> _EXCERPT PROVIDED_
## Start
Interest rate hike: why it's not all bad news

By admin
28 January 2016

The South African Reserve Bank has announced that interest rates will increase to 6.75% -- what does this mean for you? And is it all bad news?

It seems like yet another thing to feel depressed about – an increase in interest rates means higher home-loan repayments, car-loan  repayments... Pretty much anything related to credit that comes from an interest-bearing account.

South African Reserve Bank (Sarb) governor Lesetja Kganyago said the Sarb's latest inflation forecast has deteriorated, mainly due to the exchange rate assumption and expected higher labour costs, he said at the end of the Sarb's first monetary policy committee (MPC) meeting for the year.

The repo rate – the rate at which the Reserve Bank gives loans to banks that then loan money to us – is now at 6.75%. As a result the prime lending rate at which banks loan to us has increased to 10.25%.

But the Reserve Bank’s decision to raise the interest rate by 50 basis-points is a case of short-term pain for South Africa’s long-term gain, experts say. Just while Kganyago was speaking, the rand immediately firmed to R16,27 from R16,33. Of course, it might be difficult for cash-strapped consumers to see this particular cloud’s silver lining. But the key thing to keep in mind is it’s necessary to protect us from more financial pressure in future, economists say.
## End
> _DIRECTIVE 1_
Answer these from the interest rate article, each on its own line and labeled (a), (b), (c):
(a) What two main causes did Kganyago give for the worsening inflation forecast?
(b) What is the prime lending rate now?
(c) How did the rand move while Kganyago was speaking?
> _DIRECTIVE 2_
Using the interest rate article, explain why the prime lending rate went up to 10.25%.
> _DIRECTIVE 3_
Carry the article on the interest rate hike forward from its final sentence.

> _DATA PROVIDED_
## Start
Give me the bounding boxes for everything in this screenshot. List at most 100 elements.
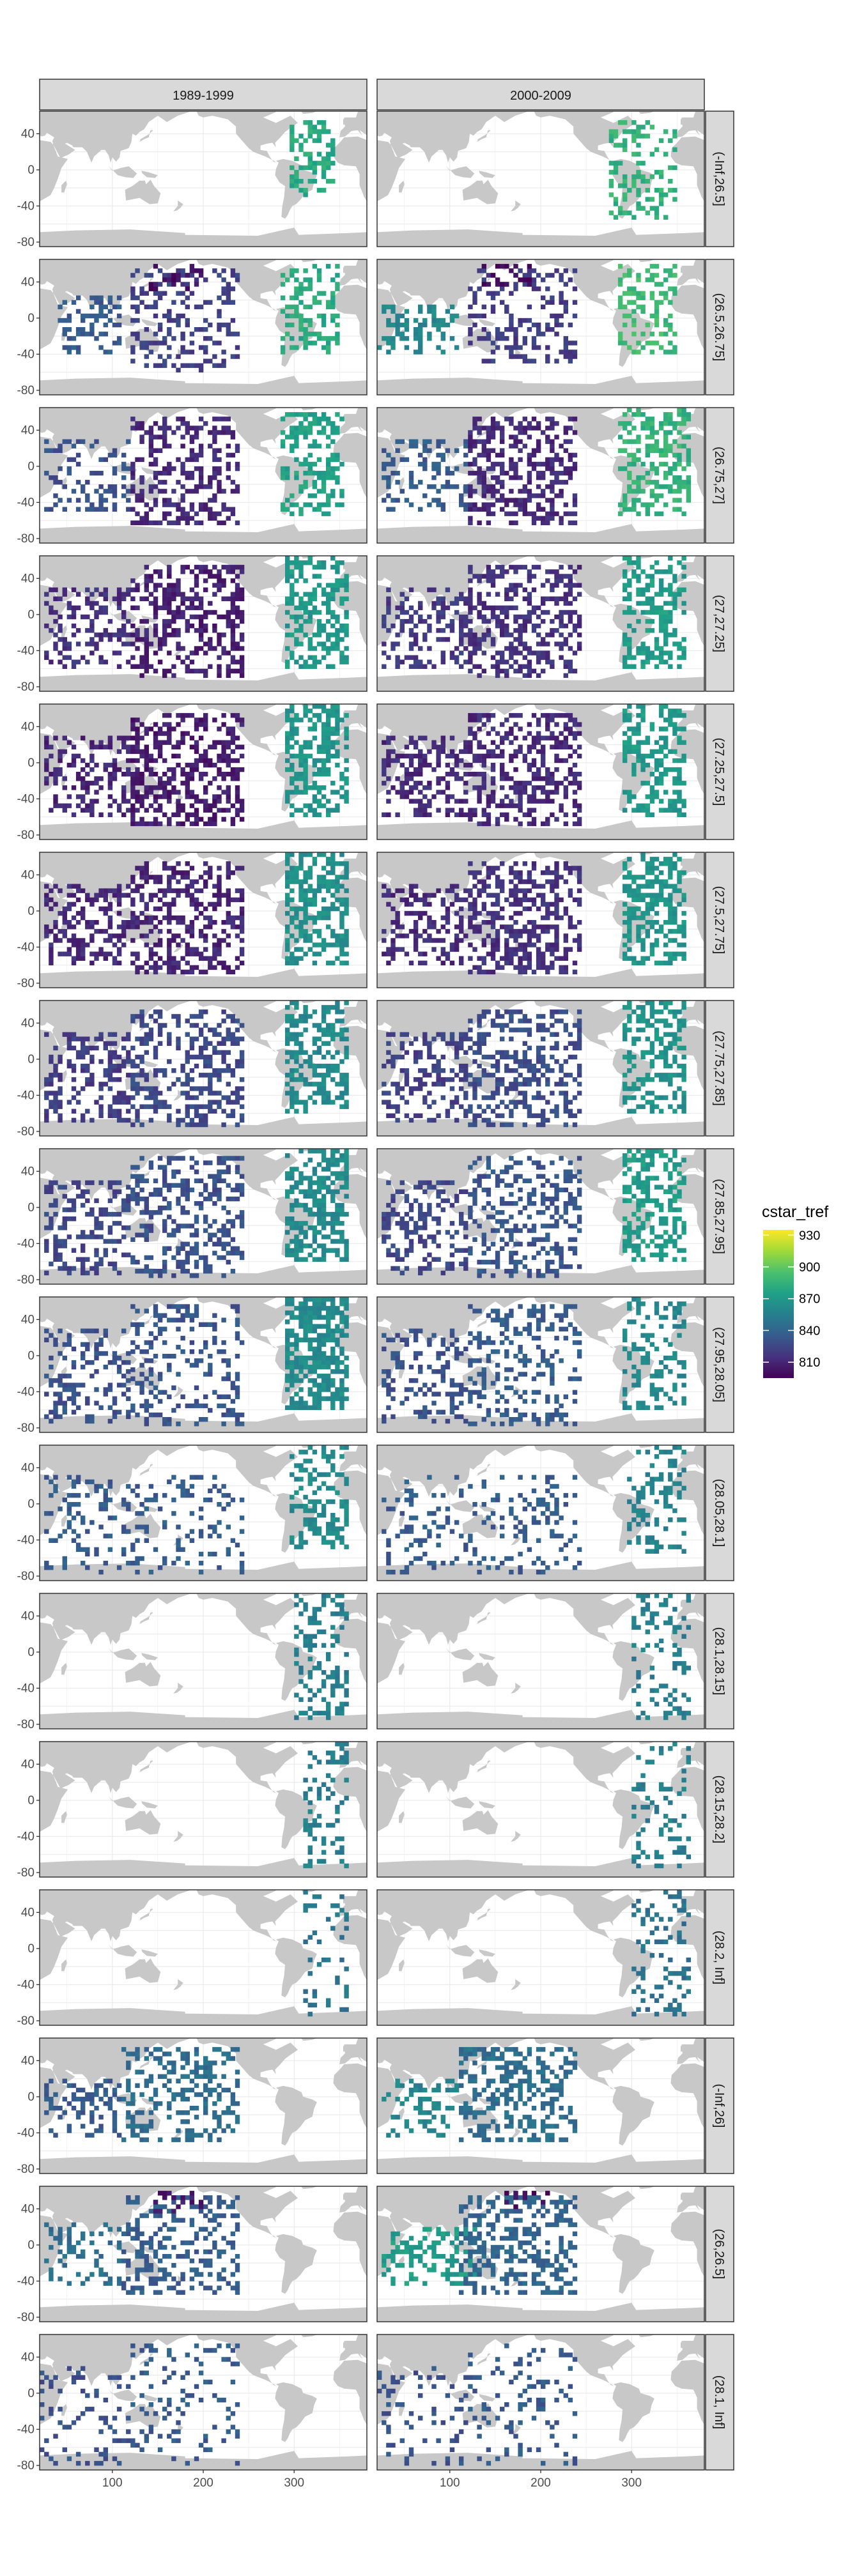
## End
> _EXPECTED ANSWER 1_
(a) The exchange rate assumption and expected higher labour costs.
(b) 10.25%.
(c) It firmed to R16,27 from R16,33.

> _EXPECTED ANSWER 2_
The repo rate is the rate at which the Reserve Bank lends to banks, which then lend money to consumers. Because the repo rate rose to 6.75%, the prime rate at which banks lend to consumers rose to 10.25%.

> _EXPECTED ANSWER 3_
Fast fact: in 1998 interest rates shot up to about 25 percent. In 2002 it was about 15 percent.

If inflation gets out of control the Reserve Bank would have to implement more – and even steeper – interest-rate hikes.

You’d also have to pay more for the same basket of goods because rampant inflation results in higher prices for practically everything over time (inflation is, for example, why a loaf of bread now costs up to R13 instead of the R3 it did years ago).

This latest increase should encourage South Africans to save instead of relying on credit and to make South Africa an attractive investment destination.

Ditch credit and save, save, save

Higher spending can lead to higher inflation, so the Reserve Bank wants to dampen the appetite for credit by making the interest and repayments higher.

It will now become more difficult and costlier to get credit, says Vuledzani Ndou, an economist at economists.co.za told YOU after the 0,25% hike last year .

For example, you’ll pay more if you bought your car at a variable interest rate. And small businesses paying off loans could pass on the additional cost to their clients.

“The biggest impact will be felt by those with home loans,” says Wendy Monkley of DebtBusters, SA’s largest debt counsellor. “But all loans are linked to the repo rate and any repo-rate changes will affect the prime lending rate and therefore the amount you’re paying on your loans.

“Those with multiple loan accounts such as overdrafts, clothing accounts and credit cards will feel the direct impact of increases in monthly instalments for all these accounts.”

The experts are unanimous: if you want to buy anything, rather save for it. See How to deal with it, below.

Making investors happy

Investors favour economically stable countries where their savings get higher interest, which is another reason for this particular hike.

Of course it’s not only foreign investors who are happy their investments will now yield higher amounts – anyone who has an interest-bearing savings account will benefit.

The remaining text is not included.